# [EXERCISE TASK]
Where a line holds "local", copy it.

# [SUPPLIED MATERIAL]
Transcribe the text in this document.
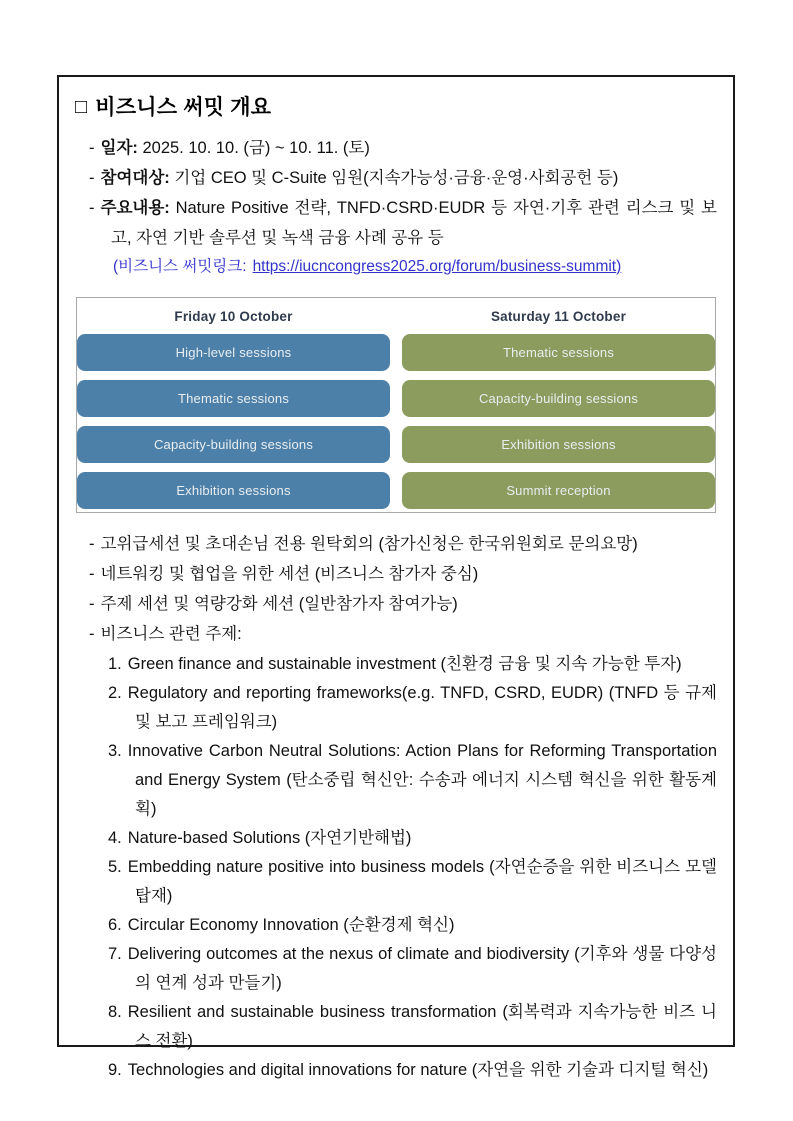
□ 비즈니스 써밋 개요
- 일자: 2025. 10. 10. (금) ~ 10. 11. (토)
- 참여대상: 기업 CEO 및 C-Suite 임원(지속가능성·금융·운영·사회공헌 등)
- 주요내용: Nature Positive 전략, TNFD·CSRD·EUDR 등 자연·기후 관련 리스크 및 보고, 자연 기반 솔루션 및 녹색 금융 사례 공유 등
(비즈니스 써밋링크: https://iucncongress2025.org/forum/business-summit)
Friday 10 October
High-level sessions
Thematic sessions
Capacity-building sessions
Exhibition sessions
Saturday 11 October
Thematic sessions
Capacity-building sessions
Exhibition sessions
Summit reception
- 고위급세션 및 초대손님 전용 원탁회의 (참가신청은 한국위원회로 문의요망)
- 네트워킹 및 협업을 위한 세션 (비즈니스 참가자 중심)
- 주제 세션 및 역량강화 세션 (일반참가자 참여가능)
- 비즈니스 관련 주제:
1. Green finance and sustainable investment (친환경 금융 및 지속 가능한 투자)
2. Regulatory and reporting frameworks(e.g. TNFD, CSRD, EUDR) (TNFD 등 규제 및 보고 프레임워크)
3. Innovative Carbon Neutral Solutions: Action Plans for Reforming Transportation and Energy System (탄소중립 혁신안: 수송과 에너지 시스템 혁신을 위한 활동계획)
4. Nature-based Solutions (자연기반해법)
5. Embedding nature positive into business models (자연순증을 위한 비즈니스 모델 탑재)
6. Circular Economy Innovation (순환경제 혁신)
7. Delivering outcomes at the nexus of climate and biodiversity (기후와 생물 다양성의 연계 성과 만들기)
8. Resilient and sustainable business transformation (회복력과 지속가능한 비즈 니스 전환)
9. Technologies and digital innovations for nature (자연을 위한 기술과 디지털 혁신)
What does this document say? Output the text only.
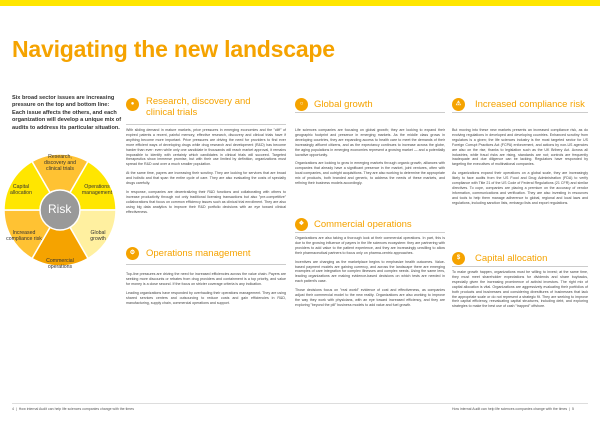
Navigating the new landscape

Six broad sector issues are increasing pressure on the top and bottom line: Each issue affects the others, and each organization will develop a unique mix of audits to address its particular situation.

Research, discovery and clinical trials
Global growth
Operations management
Commercial operations
Increased compliance risk
Capital allocation
Risk
●	Research, discovery and clinical trials

With sliding demand in mature markets, price pressures in emerging economies and the "cliff" of expired patents a recent, painful memory, effective research, discovery and clinical trials have if anything become more important. Price pressures are driving the need for providers to find ever more efficient ways of developing drugs while drug research and development (R&D) has become harder than ever: even while only one candidate in thousands will reach market approval, it remains impossible to identify with certainty which candidates in clinical trials will succeed. Targeted therapeutics show immense promise, but with their use limited by definition, organizations must spread the R&D cost over a much smaller population.

At the same time, payers are increasing their scrutiny. They are looking for services that are broad and holistic and that span the entire cycle of care. They are also evaluating the costs of specialty drugs carefully.

In response, companies are decentralizing their R&D functions and collaborating with others to increase productivity through not only traditional licensing transactions but also "pre-competitive" collaborations that focus on common efficiency issues such as clinical trial enrollment. They are also using big data analytics to improve their R&D portfolio decisions with an eye toward clinical effectiveness.

⚙	Operations management

Top-line pressures are driving the need for increased efficiencies across the value chain. Payers are seeking more discounts or rebates from drug providers and containment is a top priority, and value for money is a close second. If the focus on stricter coverage criteria is any indication.

Leading organizations have responded by overhauling their operations management. They are using shared services centers and outsourcing to reduce costs and gain efficiencies in R&D, manufacturing, supply chain, commercial operations and support.

○	Global growth

Life sciences companies are focusing on global growth; they are looking to expand their geographic footprint and presence in emerging markets. As the middle class grows in developing countries, they are expanding access to health care to meet the demands of their increasingly affluent citizens, and as the expectancy continues to increase across the globe, the aging populations in emerging economies represent a growing market — and a potentially lucrative opportunity.

Organizations are looking to grow in emerging markets through organic growth, alliances with companies that already have a significant presence in the market, joint ventures, often with local companies, and outright acquisitions. They are also working to determine the appropriate mix of products, both branded and generic, to address the needs of these markets, and refining their business models accordingly.

❖	Commercial operations

Organizations are also taking a thorough look at their commercial operations. In part, this is due to the growing influence of payers in the life sciences ecosystem: they are partnering with providers to add value to the patient experience, and they are increasingly unwilling to allow their pharmaceutical partners to focus only on pharma-centric approaches.

Incentives are changing as the marketplace begins to emphasize health outcomes. Value-based payment models are gaining currency, and across the landscape there are emerging examples of care integration for complex illnesses and complex needs. Using the same lens, leading organizations are making evidence-based decisions on which tests are needed in each patient's case.

Those decisions focus on "real world" evidence of cost and effectiveness, as companies adjust their commercial model to the new reality. Organizations are also working to improve the way they work with physicians, with an eye toward increased efficiency, and they are exploring "beyond the pill" business models to add value and fuel growth.

⚠	Increased compliance risk

But moving into these new markets presents an increased compliance risk, as do evolving regulations in developed and developing countries. Enhanced scrutiny from regulators is a given; the life sciences industry is the most targeted sector for US Foreign Corrupt Practices Act (FCPA) enforcement, and actions by non-US agencies are also on the rise, thanks to legislation such as the UK Bribery Act. Across all industries, while fraud risks are rising, standards are not; controls are frequently inadequate and due diligence can be lacking. Regulators have responded by targeting the executives of multinational companies.

As organizations expand their operations on a global scale, they are increasingly likely to face audits from the US Food and Drug Administration (FDA) to verify compliance with Title 21 of the US Code of Federal Regulations (21 CFR) and similar directives. To cope, companies are placing a premium on the accuracy of vendor information, communications and verification. They are also investing in resources and tools to help them manage adherence to global, regional and local laws and regulations, including sanction lists, embargo lists and export regulations.

$	Capital allocation

To make growth happen, organizations must be willing to invest; at the same time, they must meet shareholder expectations for dividends and share buybacks, especially given the increasing prominence of activist investors. The right mix of capital allocation is vital. Organizations are aggressively evaluating their portfolios of both products and businesses and considering divestitures of businesses that lack the appropriate scale or do not represent a strategic fit. They are seeking to improve their capital efficiency, reevaluating capital structures, including debt, and exploring strategies to make the best use of cash "trapped" offshore.

4  |  How internal Audit can help life sciences companies change with the times	How internal Audit can help life sciences companies change with the times  |  5
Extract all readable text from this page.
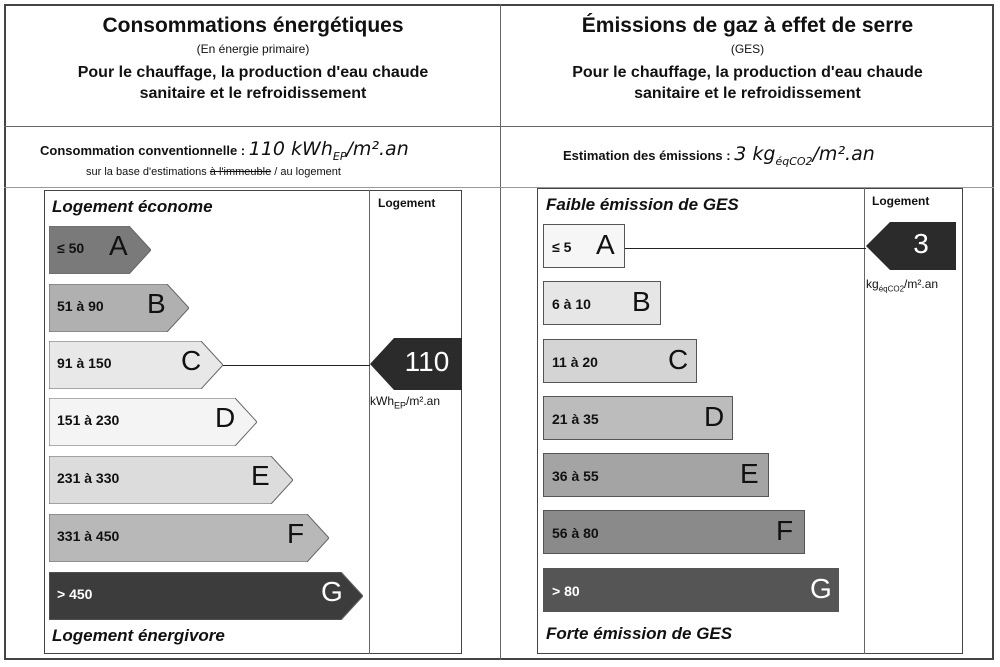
Consommations énergétiques
(En énergie primaire)
Pour le chauffage, la production d'eau chaude
sanitaire et le refroidissement
Émissions de gaz à effet de serre
(GES)
Pour le chauffage, la production d'eau chaude
sanitaire et le refroidissement
Consommation conventionnelle : 110 kWh$_{EP}$/m².an
sur la base d'estimations à l'immeuble / au logement
Estimation des émissions : 3 $kg_{éqCO2}/m^2.an$
Logement
Logement économe
Logement énergivore
≤ 50 A
51 à 90 B
91 à 150 C
151 à 230	D
231 à 330	E
331 à 450	F
> 450	G
Logement
Faible émission de GES
Forte émission de GES
≤ 5 A
6 à 10 B
11 à 20	C
21 à 35	D
36 à 55	E
56 à 80	F
> 80	G
110
kWh$_{EP}$/m².an
3
$kg_{éqCO2}/m^2.an$
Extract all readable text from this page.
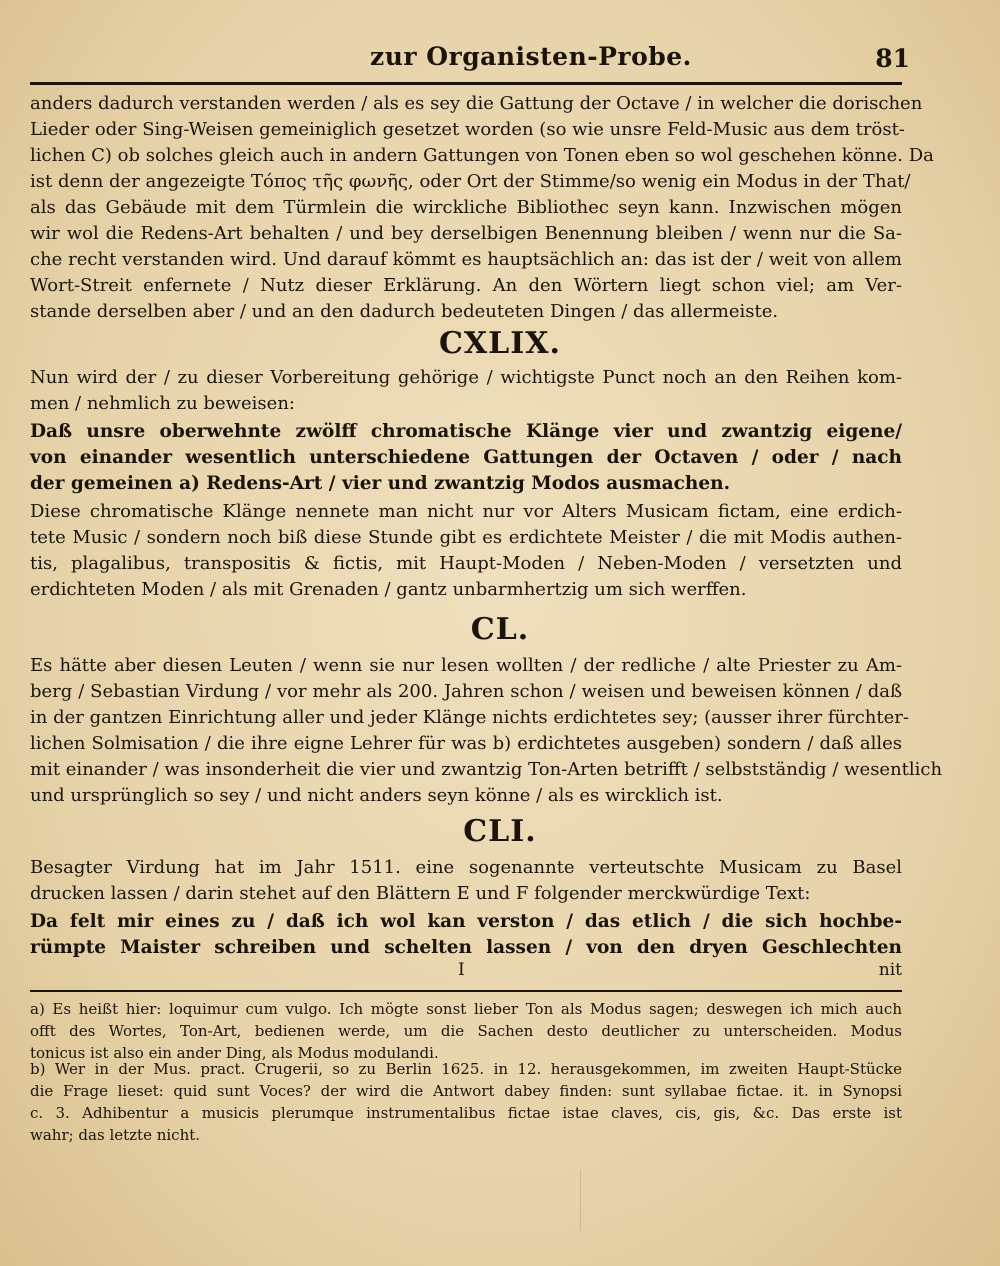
zur Organisten-Probe.	81
anders dadurch verstanden werden / als es sey die Gattung der Octave / in welcher die dorischen
Lieder oder Sing-Weisen gemeiniglich gesetzet worden (so wie unsre Feld-Music aus dem tröst-
lichen C) ob solches gleich auch in andern Gattungen von Tonen eben so wol geschehen könne. Da
ist denn der angezeigte Τόπος τῆς φωνῆς, oder Ort der Stimme/so wenig ein Modus in der That/
als das Gebäude mit dem Türmlein die wirckliche Bibliothec seyn kann. Inzwischen mögen
wir wol die Redens-Art behalten / und bey derselbigen Benennung bleiben / wenn nur die Sa-
che recht verstanden wird. Und darauf kömmt es hauptsächlich an: das ist der / weit von allem
Wort-Streit enfernete / Nutz dieser Erklärung. An den Wörtern liegt schon viel; am Ver-
stande derselben aber / und an den dadurch bedeuteten Dingen / das allermeiste.
CXLIX.
Nun wird der / zu dieser Vorbereitung gehörige / wichtigste Punct noch an den Reihen kom-
men / nehmlich zu beweisen:
Daß unsre oberwehnte zwölff chromatische Klänge vier und zwantzig eigene/
von einander wesentlich unterschiedene Gattungen der Octaven / oder / nach
der gemeinen a) Redens-Art / vier und zwantzig Modos ausmachen.
Diese chromatische Klänge nennete man nicht nur vor Alters Musicam fictam, eine erdich-
tete Music / sondern noch biß diese Stunde gibt es erdichtete Meister / die mit Modis authen-
tis, plagalibus, transpositis & fictis, mit Haupt-Moden / Neben-Moden / versetzten und
erdichteten Moden / als mit Grenaden / gantz unbarmhertzig um sich werffen.
CL.
Es hätte aber diesen Leuten / wenn sie nur lesen wollten / der redliche / alte Priester zu Am-
berg / Sebastian Virdung / vor mehr als 200. Jahren schon / weisen und beweisen können / daß
in der gantzen Einrichtung aller und jeder Klänge nichts erdichtetes sey; (ausser ihrer fürchter-
lichen Solmisation / die ihre eigne Lehrer für was b) erdichtetes ausgeben) sondern / daß alles
mit einander / was insonderheit die vier und zwantzig Ton-Arten betrifft / selbstständig / wesentlich
und ursprünglich so sey / und nicht anders seyn könne / als es wircklich ist.
CLI.
Besagter Virdung hat im Jahr 1511. eine sogenannte verteutschte Musicam zu Basel
drucken lassen / darin stehet auf den Blättern E und F folgender merckwürdige Text:
Da felt mir eines zu / daß ich wol kan verston / das etlich / die sich hochbe-
rümpte Maister schreiben und schelten lassen / von den dryen Geschlechten
I	nit
a) Es heißt hier: loquimur cum vulgo. Ich mögte sonst lieber Ton als Modus sagen; deswegen ich mich auch
offt des Wortes, Ton-Art, bedienen werde, um die Sachen desto deutlicher zu unterscheiden. Modus
tonicus ist also ein ander Ding, als Modus modulandi.
b) Wer in der Mus. pract. Crugerii, so zu Berlin 1625. in 12. herausgekommen, im zweiten Haupt-Stücke
die Frage lieset: quid sunt Voces? der wird die Antwort dabey finden: sunt syllabae fictae. it. in Synopsi
c. 3. Adhibentur a musicis plerumque instrumentalibus fictae istae claves, cis, gis, &c. Das erste ist
wahr; das letzte nicht.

# [RESULT]
Organizations are looking to grow in emerging markets through organic growth, alliances with companies that already have a significant presence in the market, joint ventures, often with local companies, and outright acquisitions. They are also working to determine the appropriate mix of products, both branded and generic, to address the needs of these markets, and refining their business models accordingly.
As organizations expand their operations on a global scale, they are increasingly likely to face audits from the US Food and Drug Administration (FDA) to verify compliance with Title 21 of the US Code of Federal Regulations (21 CFR) and similar directives. To cope, companies are placing a premium on the accuracy of vendor information, communications and verification. They are also investing in resources and tools to help them manage adherence to global, regional and local laws and regulations, including sanction lists, embargo lists and export regulations.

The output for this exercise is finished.